» **Data for the task**
****
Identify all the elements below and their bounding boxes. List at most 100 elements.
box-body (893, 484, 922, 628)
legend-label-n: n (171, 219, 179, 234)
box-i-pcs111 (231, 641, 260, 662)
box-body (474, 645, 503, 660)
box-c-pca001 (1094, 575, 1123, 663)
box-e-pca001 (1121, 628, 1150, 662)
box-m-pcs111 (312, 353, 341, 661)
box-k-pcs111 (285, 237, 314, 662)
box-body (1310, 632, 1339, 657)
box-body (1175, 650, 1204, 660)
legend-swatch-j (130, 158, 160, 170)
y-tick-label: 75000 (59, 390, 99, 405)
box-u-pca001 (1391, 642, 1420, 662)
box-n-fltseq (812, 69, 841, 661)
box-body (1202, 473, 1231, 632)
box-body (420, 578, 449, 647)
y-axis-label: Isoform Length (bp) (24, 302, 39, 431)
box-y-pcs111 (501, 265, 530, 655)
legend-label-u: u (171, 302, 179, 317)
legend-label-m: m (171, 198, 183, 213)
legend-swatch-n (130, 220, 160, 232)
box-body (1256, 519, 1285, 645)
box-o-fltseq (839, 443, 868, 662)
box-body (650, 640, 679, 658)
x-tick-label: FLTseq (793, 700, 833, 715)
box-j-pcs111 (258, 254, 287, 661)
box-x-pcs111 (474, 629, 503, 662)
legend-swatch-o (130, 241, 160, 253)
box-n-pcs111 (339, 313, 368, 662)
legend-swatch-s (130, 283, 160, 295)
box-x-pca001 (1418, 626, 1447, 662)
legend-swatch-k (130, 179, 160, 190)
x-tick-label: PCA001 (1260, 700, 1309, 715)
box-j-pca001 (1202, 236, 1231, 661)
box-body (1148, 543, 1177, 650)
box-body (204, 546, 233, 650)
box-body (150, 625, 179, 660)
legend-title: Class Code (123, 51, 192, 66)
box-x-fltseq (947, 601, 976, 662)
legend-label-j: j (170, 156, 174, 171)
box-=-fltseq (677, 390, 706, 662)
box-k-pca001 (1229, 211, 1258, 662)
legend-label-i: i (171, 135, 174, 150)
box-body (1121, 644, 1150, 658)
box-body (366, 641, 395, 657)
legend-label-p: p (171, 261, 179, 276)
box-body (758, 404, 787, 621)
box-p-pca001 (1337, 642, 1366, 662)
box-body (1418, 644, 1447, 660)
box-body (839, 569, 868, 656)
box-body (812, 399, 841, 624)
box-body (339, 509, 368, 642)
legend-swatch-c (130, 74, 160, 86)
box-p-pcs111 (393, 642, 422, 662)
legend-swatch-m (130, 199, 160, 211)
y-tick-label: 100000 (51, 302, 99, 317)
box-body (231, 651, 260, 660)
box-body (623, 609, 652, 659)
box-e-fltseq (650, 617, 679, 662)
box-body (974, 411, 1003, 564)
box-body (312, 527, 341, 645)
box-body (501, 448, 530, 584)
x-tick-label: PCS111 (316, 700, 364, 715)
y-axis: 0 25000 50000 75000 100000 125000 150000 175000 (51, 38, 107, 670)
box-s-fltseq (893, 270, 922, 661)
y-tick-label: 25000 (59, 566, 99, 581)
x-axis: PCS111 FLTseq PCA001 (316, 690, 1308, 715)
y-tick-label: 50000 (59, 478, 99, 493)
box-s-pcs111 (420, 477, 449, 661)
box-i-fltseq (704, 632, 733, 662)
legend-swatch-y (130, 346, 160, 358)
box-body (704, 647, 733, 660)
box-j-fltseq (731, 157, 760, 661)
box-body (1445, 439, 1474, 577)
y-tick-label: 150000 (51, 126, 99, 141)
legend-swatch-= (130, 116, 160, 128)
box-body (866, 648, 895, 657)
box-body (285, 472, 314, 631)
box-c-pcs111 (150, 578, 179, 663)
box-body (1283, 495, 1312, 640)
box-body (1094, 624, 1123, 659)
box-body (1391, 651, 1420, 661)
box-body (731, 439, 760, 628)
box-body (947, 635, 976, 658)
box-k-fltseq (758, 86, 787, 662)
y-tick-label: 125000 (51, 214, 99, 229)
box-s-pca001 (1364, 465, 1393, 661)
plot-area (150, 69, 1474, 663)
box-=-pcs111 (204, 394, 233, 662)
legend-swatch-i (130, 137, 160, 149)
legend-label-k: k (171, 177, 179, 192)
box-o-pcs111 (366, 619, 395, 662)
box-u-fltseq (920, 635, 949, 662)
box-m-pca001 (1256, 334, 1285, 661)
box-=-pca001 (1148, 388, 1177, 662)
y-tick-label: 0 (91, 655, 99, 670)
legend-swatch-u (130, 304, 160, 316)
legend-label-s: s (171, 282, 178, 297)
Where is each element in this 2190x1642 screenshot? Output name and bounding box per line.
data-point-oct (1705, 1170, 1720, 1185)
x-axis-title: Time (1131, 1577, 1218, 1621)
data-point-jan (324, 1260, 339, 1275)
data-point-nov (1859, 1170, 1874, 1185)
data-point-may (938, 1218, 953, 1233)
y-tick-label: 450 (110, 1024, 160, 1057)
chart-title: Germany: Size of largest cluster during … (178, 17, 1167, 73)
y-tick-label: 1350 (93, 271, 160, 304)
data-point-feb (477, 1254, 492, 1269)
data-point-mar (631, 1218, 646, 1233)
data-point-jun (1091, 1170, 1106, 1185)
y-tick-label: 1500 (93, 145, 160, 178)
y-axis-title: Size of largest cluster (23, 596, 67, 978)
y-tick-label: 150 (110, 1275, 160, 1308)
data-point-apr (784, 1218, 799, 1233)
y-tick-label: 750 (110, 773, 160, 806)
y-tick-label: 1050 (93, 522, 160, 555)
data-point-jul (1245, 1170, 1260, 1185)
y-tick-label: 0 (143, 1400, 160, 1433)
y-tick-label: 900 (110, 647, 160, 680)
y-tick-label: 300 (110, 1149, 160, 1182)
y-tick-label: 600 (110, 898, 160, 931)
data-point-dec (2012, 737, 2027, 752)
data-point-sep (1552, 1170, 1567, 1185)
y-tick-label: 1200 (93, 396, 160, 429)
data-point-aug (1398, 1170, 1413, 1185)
****
» **Given exercise**
Please print all of the data above word for word, keeping every line as it appears.

» **Expected output**
Identify all the elements below and their bounding boxes. List at most 100 elements.
box-body (893, 484, 922, 628)
legend-label-n: n (171, 219, 179, 234)
box-i-pcs111 (231, 641, 260, 662)
box-body (474, 645, 503, 660)
box-c-pca001 (1094, 575, 1123, 663)
box-e-pca001 (1121, 628, 1150, 662)
box-m-pcs111 (312, 353, 341, 661)
box-k-pcs111 (285, 237, 314, 662)
box-body (1310, 632, 1339, 657)
box-body (1175, 650, 1204, 660)
legend-swatch-j (130, 158, 160, 170)
y-tick-label: 75000 (59, 390, 99, 405)
box-u-pca001 (1391, 642, 1420, 662)
box-n-fltseq (812, 69, 841, 661)
box-body (1202, 473, 1231, 632)
box-body (420, 578, 449, 647)
y-axis-label: Isoform Length (bp) (24, 302, 39, 431)
box-y-pcs111 (501, 265, 530, 655)
legend-label-u: u (171, 302, 179, 317)
legend-label-m: m (171, 198, 183, 213)
legend-swatch-n (130, 220, 160, 232)
box-body (1256, 519, 1285, 645)
box-o-fltseq (839, 443, 868, 662)
box-body (650, 640, 679, 658)
x-tick-label: FLTseq (793, 700, 833, 715)
box-j-pcs111 (258, 254, 287, 661)
box-x-pcs111 (474, 629, 503, 662)
legend-swatch-o (130, 241, 160, 253)
box-n-pcs111 (339, 313, 368, 662)
legend-swatch-s (130, 283, 160, 295)
box-x-pca001 (1418, 626, 1447, 662)
legend-swatch-k (130, 179, 160, 190)
x-tick-label: PCA001 (1260, 700, 1309, 715)
box-j-pca001 (1202, 236, 1231, 661)
box-body (1148, 543, 1177, 650)
box-body (204, 546, 233, 650)
box-body (150, 625, 179, 660)
legend-title: Class Code (123, 51, 192, 66)
box-x-fltseq (947, 601, 976, 662)
legend-label-j: j (170, 156, 174, 171)
box-=-fltseq (677, 390, 706, 662)
box-k-pca001 (1229, 211, 1258, 662)
legend-label-i: i (171, 135, 174, 150)
box-body (1121, 644, 1150, 658)
box-body (366, 641, 395, 657)
legend-label-p: p (171, 261, 179, 276)
box-body (758, 404, 787, 621)
box-p-pca001 (1337, 642, 1366, 662)
box-body (1418, 644, 1447, 660)
box-body (839, 569, 868, 656)
box-body (812, 399, 841, 624)
box-body (339, 509, 368, 642)
legend-swatch-c (130, 74, 160, 86)
box-p-pcs111 (393, 642, 422, 662)
legend-swatch-m (130, 199, 160, 211)
y-tick-label: 100000 (51, 302, 99, 317)
box-body (231, 651, 260, 660)
box-body (623, 609, 652, 659)
box-e-fltseq (650, 617, 679, 662)
box-body (974, 411, 1003, 564)
box-body (312, 527, 341, 645)
box-body (501, 448, 530, 584)
x-tick-label: PCS111 (316, 700, 364, 715)
y-axis: 0 25000 50000 75000 100000 125000 150000 175000 (51, 38, 107, 670)
box-s-fltseq (893, 270, 922, 661)
y-tick-label: 25000 (59, 566, 99, 581)
x-axis: PCS111 FLTseq PCA001 (316, 690, 1308, 715)
y-tick-label: 50000 (59, 478, 99, 493)
box-s-pcs111 (420, 477, 449, 661)
box-i-fltseq (704, 632, 733, 662)
legend-swatch-y (130, 346, 160, 358)
box-body (704, 647, 733, 660)
box-j-fltseq (731, 157, 760, 661)
box-body (1445, 439, 1474, 577)
y-tick-label: 150000 (51, 126, 99, 141)
legend-swatch-= (130, 116, 160, 128)
box-body (866, 648, 895, 657)
box-body (285, 472, 314, 631)
box-c-pcs111 (150, 578, 179, 663)
box-body (1283, 495, 1312, 640)
box-body (1094, 624, 1123, 659)
box-body (1391, 651, 1420, 661)
box-body (731, 439, 760, 628)
box-body (947, 635, 976, 658)
box-k-fltseq (758, 86, 787, 662)
y-tick-label: 125000 (51, 214, 99, 229)
box-s-pca001 (1364, 465, 1393, 661)
plot-area (150, 69, 1474, 663)
box-=-pcs111 (204, 394, 233, 662)
legend-swatch-i (130, 137, 160, 149)
legend-label-k: k (171, 177, 179, 192)
box-o-pcs111 (366, 619, 395, 662)
box-u-fltseq (920, 635, 949, 662)
box-m-pca001 (1256, 334, 1285, 661)
box-=-pca001 (1148, 388, 1177, 662)
y-tick-label: 0 (91, 655, 99, 670)
legend-swatch-u (130, 304, 160, 316)
legend-label-s: s (171, 282, 178, 297)
Where is each element in this 2190x1642 screenshot? Output name and bounding box per line.
data-point-oct (1705, 1170, 1720, 1185)
x-axis-title: Time (1131, 1577, 1218, 1621)
data-point-jan (324, 1260, 339, 1275)
data-point-nov (1859, 1170, 1874, 1185)
data-point-may (938, 1218, 953, 1233)
y-tick-label: 450 (110, 1024, 160, 1057)
chart-title: Germany: Size of largest cluster during … (178, 17, 1167, 73)
y-tick-label: 1350 (93, 271, 160, 304)
data-point-feb (477, 1254, 492, 1269)
data-point-mar (631, 1218, 646, 1233)
data-point-jun (1091, 1170, 1106, 1185)
y-tick-label: 1500 (93, 145, 160, 178)
y-axis-title: Size of largest cluster (23, 596, 67, 978)
y-tick-label: 150 (110, 1275, 160, 1308)
data-point-apr (784, 1218, 799, 1233)
y-tick-label: 750 (110, 773, 160, 806)
y-tick-label: 1050 (93, 522, 160, 555)
data-point-jul (1245, 1170, 1260, 1185)
y-tick-label: 0 (143, 1400, 160, 1433)
y-tick-label: 900 (110, 647, 160, 680)
y-tick-label: 300 (110, 1149, 160, 1182)
y-tick-label: 600 (110, 898, 160, 931)
data-point-dec (2012, 737, 2027, 752)
data-point-sep (1552, 1170, 1567, 1185)
y-tick-label: 1200 (93, 396, 160, 429)
data-point-aug (1398, 1170, 1413, 1185)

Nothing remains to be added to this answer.